BRIEF
Write out each line of the material again, word for word.
— Start —
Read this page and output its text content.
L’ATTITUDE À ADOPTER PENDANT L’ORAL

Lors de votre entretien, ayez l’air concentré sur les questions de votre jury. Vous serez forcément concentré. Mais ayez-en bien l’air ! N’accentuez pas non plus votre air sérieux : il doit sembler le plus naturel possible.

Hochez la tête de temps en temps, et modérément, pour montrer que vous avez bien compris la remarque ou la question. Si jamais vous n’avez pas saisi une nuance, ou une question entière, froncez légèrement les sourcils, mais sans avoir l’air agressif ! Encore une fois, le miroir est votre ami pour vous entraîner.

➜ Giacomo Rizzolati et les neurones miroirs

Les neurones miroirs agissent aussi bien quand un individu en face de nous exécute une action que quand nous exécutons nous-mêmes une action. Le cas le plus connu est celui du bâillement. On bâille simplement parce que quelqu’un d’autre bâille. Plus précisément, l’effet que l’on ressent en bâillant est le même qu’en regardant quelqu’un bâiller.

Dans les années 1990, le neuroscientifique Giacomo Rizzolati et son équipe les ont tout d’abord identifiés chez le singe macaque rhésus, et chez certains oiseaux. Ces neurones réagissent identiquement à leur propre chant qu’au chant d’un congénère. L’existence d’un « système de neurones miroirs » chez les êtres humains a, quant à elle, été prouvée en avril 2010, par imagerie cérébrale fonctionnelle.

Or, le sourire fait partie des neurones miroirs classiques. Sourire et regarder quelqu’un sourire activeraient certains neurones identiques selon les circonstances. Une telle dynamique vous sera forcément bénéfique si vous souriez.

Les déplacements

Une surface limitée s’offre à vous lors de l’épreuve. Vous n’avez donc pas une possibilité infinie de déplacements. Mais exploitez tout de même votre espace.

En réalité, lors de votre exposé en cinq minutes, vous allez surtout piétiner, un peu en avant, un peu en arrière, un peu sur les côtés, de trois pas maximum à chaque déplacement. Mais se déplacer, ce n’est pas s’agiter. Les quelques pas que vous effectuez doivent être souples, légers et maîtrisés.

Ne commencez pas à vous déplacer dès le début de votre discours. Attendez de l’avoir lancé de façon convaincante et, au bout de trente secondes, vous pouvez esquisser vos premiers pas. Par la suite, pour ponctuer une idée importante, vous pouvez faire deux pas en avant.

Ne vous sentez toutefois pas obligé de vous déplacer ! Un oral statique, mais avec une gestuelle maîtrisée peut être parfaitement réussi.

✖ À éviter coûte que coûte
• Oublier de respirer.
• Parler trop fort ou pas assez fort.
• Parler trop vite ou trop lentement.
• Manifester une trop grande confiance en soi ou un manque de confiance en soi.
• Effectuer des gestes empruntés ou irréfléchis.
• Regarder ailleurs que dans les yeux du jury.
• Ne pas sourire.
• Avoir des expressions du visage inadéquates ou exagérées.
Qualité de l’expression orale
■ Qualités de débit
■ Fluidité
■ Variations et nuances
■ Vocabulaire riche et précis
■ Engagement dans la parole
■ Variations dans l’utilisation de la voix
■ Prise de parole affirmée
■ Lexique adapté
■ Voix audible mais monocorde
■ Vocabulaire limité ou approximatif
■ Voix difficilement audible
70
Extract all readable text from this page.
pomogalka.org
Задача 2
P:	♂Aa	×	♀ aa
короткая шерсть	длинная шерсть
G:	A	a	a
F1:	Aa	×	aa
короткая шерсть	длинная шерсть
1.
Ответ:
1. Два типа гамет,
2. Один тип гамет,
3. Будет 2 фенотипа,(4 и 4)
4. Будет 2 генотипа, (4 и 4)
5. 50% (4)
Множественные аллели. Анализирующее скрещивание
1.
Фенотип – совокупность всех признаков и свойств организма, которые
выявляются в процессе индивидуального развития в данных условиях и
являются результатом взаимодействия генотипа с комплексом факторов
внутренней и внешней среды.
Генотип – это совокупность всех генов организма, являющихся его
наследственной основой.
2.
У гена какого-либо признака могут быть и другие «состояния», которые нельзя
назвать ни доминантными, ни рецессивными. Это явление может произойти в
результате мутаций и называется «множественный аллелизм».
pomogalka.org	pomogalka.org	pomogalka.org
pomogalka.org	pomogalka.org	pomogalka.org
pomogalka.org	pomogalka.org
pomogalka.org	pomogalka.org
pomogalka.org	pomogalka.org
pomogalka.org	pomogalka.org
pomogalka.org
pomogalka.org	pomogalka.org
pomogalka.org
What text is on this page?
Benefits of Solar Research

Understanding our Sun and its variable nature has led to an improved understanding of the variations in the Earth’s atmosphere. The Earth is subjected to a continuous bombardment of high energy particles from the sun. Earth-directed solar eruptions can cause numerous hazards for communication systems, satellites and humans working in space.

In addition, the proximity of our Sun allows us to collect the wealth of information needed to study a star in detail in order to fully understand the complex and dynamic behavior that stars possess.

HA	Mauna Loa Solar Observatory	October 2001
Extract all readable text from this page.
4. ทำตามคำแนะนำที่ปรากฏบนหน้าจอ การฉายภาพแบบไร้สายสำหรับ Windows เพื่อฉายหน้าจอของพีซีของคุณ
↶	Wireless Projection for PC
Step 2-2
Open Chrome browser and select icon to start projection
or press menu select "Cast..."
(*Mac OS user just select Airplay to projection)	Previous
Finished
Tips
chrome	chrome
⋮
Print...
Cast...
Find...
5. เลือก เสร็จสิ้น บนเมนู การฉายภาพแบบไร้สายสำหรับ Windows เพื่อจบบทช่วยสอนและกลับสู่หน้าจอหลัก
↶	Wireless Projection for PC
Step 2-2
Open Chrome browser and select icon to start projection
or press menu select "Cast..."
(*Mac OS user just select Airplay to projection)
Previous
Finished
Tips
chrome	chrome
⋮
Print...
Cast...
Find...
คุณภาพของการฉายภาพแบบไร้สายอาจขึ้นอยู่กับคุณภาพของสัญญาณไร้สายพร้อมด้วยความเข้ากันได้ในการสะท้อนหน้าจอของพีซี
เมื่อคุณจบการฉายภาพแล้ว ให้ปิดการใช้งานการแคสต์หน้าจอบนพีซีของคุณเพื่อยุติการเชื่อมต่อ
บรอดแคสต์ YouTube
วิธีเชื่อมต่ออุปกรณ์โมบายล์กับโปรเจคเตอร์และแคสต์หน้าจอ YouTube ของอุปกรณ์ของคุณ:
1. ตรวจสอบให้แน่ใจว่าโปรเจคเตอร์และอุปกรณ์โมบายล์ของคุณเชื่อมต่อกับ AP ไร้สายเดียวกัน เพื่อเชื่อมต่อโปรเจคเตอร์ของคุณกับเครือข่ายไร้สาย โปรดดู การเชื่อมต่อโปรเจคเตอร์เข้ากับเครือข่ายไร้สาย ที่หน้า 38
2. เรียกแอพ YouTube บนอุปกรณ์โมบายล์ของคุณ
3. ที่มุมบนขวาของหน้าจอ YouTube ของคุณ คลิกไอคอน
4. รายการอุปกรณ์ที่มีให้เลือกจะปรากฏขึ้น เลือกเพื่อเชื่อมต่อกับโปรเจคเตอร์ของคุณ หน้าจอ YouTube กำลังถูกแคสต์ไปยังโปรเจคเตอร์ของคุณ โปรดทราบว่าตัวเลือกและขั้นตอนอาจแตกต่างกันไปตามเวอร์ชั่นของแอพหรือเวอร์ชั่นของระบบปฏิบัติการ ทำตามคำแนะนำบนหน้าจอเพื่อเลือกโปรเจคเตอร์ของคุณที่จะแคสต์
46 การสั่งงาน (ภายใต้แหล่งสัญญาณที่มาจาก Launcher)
— End —
EXERCISE SOLUTION
Read this page and output its text content.
L’ATTITUDE À ADOPTER PENDANT L’ORAL

Lors de votre entretien, ayez l’air concentré sur les questions de votre jury. Vous serez forcément concentré. Mais ayez-en bien l’air ! N’accentuez pas non plus votre air sérieux : il doit sembler le plus naturel possible.

Hochez la tête de temps en temps, et modérément, pour montrer que vous avez bien compris la remarque ou la question. Si jamais vous n’avez pas saisi une nuance, ou une question entière, froncez légèrement les sourcils, mais sans avoir l’air agressif ! Encore une fois, le miroir est votre ami pour vous entraîner.

➜ Giacomo Rizzolati et les neurones miroirs

Les neurones miroirs agissent aussi bien quand un individu en face de nous exécute une action que quand nous exécutons nous-mêmes une action. Le cas le plus connu est celui du bâillement. On bâille simplement parce que quelqu’un d’autre bâille. Plus précisément, l’effet que l’on ressent en bâillant est le même qu’en regardant quelqu’un bâiller.

Dans les années 1990, le neuroscientifique Giacomo Rizzolati et son équipe les ont tout d’abord identifiés chez le singe macaque rhésus, et chez certains oiseaux. Ces neurones réagissent identiquement à leur propre chant qu’au chant d’un congénère. L’existence d’un « système de neurones miroirs » chez les êtres humains a, quant à elle, été prouvée en avril 2010, par imagerie cérébrale fonctionnelle.

Or, le sourire fait partie des neurones miroirs classiques. Sourire et regarder quelqu’un sourire activeraient certains neurones identiques selon les circonstances. Une telle dynamique vous sera forcément bénéfique si vous souriez.

Les déplacements

Une surface limitée s’offre à vous lors de l’épreuve. Vous n’avez donc pas une possibilité infinie de déplacements. Mais exploitez tout de même votre espace.

En réalité, lors de votre exposé en cinq minutes, vous allez surtout piétiner, un peu en avant, un peu en arrière, un peu sur les côtés, de trois pas maximum à chaque déplacement. Mais se déplacer, ce n’est pas s’agiter. Les quelques pas que vous effectuez doivent être souples, légers et maîtrisés.

Ne commencez pas à vous déplacer dès le début de votre discours. Attendez de l’avoir lancé de façon convaincante et, au bout de trente secondes, vous pouvez esquisser vos premiers pas. Par la suite, pour ponctuer une idée importante, vous pouvez faire deux pas en avant.

Ne vous sentez toutefois pas obligé de vous déplacer ! Un oral statique, mais avec une gestuelle maîtrisée peut être parfaitement réussi.

✖ À éviter coûte que coûte
• Oublier de respirer.
• Parler trop fort ou pas assez fort.
• Parler trop vite ou trop lentement.
• Manifester une trop grande confiance en soi ou un manque de confiance en soi.
• Effectuer des gestes empruntés ou irréfléchis.
• Regarder ailleurs que dans les yeux du jury.
• Ne pas sourire.
• Avoir des expressions du visage inadéquates ou exagérées.
Qualité de l’expression orale
■ Qualités de débit
■ Fluidité
■ Variations et nuances
■ Vocabulaire riche et précis
■ Engagement dans la parole
■ Variations dans l’utilisation de la voix
■ Prise de parole affirmée
■ Lexique adapté
■ Voix audible mais monocorde
■ Vocabulaire limité ou approximatif
■ Voix difficilement audible
70
Extract all readable text from this page.
pomogalka.org
Задача 2
P:	♂Aa	×	♀ aa
короткая шерсть	длинная шерсть
G:	A	a	a
F1:	Aa	×	aa
короткая шерсть	длинная шерсть
1.
Ответ:
1. Два типа гамет,
2. Один тип гамет,
3. Будет 2 фенотипа,(4 и 4)
4. Будет 2 генотипа, (4 и 4)
5. 50% (4)
Множественные аллели. Анализирующее скрещивание
1.
Фенотип – совокупность всех признаков и свойств организма, которые
выявляются в процессе индивидуального развития в данных условиях и
являются результатом взаимодействия генотипа с комплексом факторов
внутренней и внешней среды.
Генотип – это совокупность всех генов организма, являющихся его
наследственной основой.
2.
У гена какого-либо признака могут быть и другие «состояния», которые нельзя
назвать ни доминантными, ни рецессивными. Это явление может произойти в
результате мутаций и называется «множественный аллелизм».
pomogalka.org	pomogalka.org	pomogalka.org
pomogalka.org	pomogalka.org	pomogalka.org
pomogalka.org	pomogalka.org
pomogalka.org	pomogalka.org
pomogalka.org	pomogalka.org
pomogalka.org	pomogalka.org
pomogalka.org
pomogalka.org	pomogalka.org
pomogalka.org
What text is on this page?
Benefits of Solar Research

Understanding our Sun and its variable nature has led to an improved understanding of the variations in the Earth’s atmosphere. The Earth is subjected to a continuous bombardment of high energy particles from the sun. Earth-directed solar eruptions can cause numerous hazards for communication systems, satellites and humans working in space.

In addition, the proximity of our Sun allows us to collect the wealth of information needed to study a star in detail in order to fully understand the complex and dynamic behavior that stars possess.

HA	Mauna Loa Solar Observatory	October 2001
Extract all readable text from this page.
4. ทำตามคำแนะนำที่ปรากฏบนหน้าจอ การฉายภาพแบบไร้สายสำหรับ Windows เพื่อฉายหน้าจอของพีซีของคุณ
↶	Wireless Projection for PC
Step 2-2
Open Chrome browser and select icon to start projection
or press menu select "Cast..."
(*Mac OS user just select Airplay to projection)	Previous
Finished
Tips
chrome	chrome
⋮
Print...
Cast...
Find...
5. เลือก เสร็จสิ้น บนเมนู การฉายภาพแบบไร้สายสำหรับ Windows เพื่อจบบทช่วยสอนและกลับสู่หน้าจอหลัก
↶	Wireless Projection for PC
Step 2-2
Open Chrome browser and select icon to start projection
or press menu select "Cast..."
(*Mac OS user just select Airplay to projection)
Previous
Finished
Tips
chrome	chrome
⋮
Print...
Cast...
Find...
คุณภาพของการฉายภาพแบบไร้สายอาจขึ้นอยู่กับคุณภาพของสัญญาณไร้สายพร้อมด้วยความเข้ากันได้ในการสะท้อนหน้าจอของพีซี
เมื่อคุณจบการฉายภาพแล้ว ให้ปิดการใช้งานการแคสต์หน้าจอบนพีซีของคุณเพื่อยุติการเชื่อมต่อ
บรอดแคสต์ YouTube
วิธีเชื่อมต่ออุปกรณ์โมบายล์กับโปรเจคเตอร์และแคสต์หน้าจอ YouTube ของอุปกรณ์ของคุณ:
1. ตรวจสอบให้แน่ใจว่าโปรเจคเตอร์และอุปกรณ์โมบายล์ของคุณเชื่อมต่อกับ AP ไร้สายเดียวกัน เพื่อเชื่อมต่อโปรเจคเตอร์ของคุณกับเครือข่ายไร้สาย โปรดดู การเชื่อมต่อโปรเจคเตอร์เข้ากับเครือข่ายไร้สาย ที่หน้า 38
2. เรียกแอพ YouTube บนอุปกรณ์โมบายล์ของคุณ
3. ที่มุมบนขวาของหน้าจอ YouTube ของคุณ คลิกไอคอน
4. รายการอุปกรณ์ที่มีให้เลือกจะปรากฏขึ้น เลือกเพื่อเชื่อมต่อกับโปรเจคเตอร์ของคุณ หน้าจอ YouTube กำลังถูกแคสต์ไปยังโปรเจคเตอร์ของคุณ โปรดทราบว่าตัวเลือกและขั้นตอนอาจแตกต่างกันไปตามเวอร์ชั่นของแอพหรือเวอร์ชั่นของระบบปฏิบัติการ ทำตามคำแนะนำบนหน้าจอเพื่อเลือกโปรเจคเตอร์ของคุณที่จะแคสต์
46 การสั่งงาน (ภายใต้แหล่งสัญญาณที่มาจาก Launcher)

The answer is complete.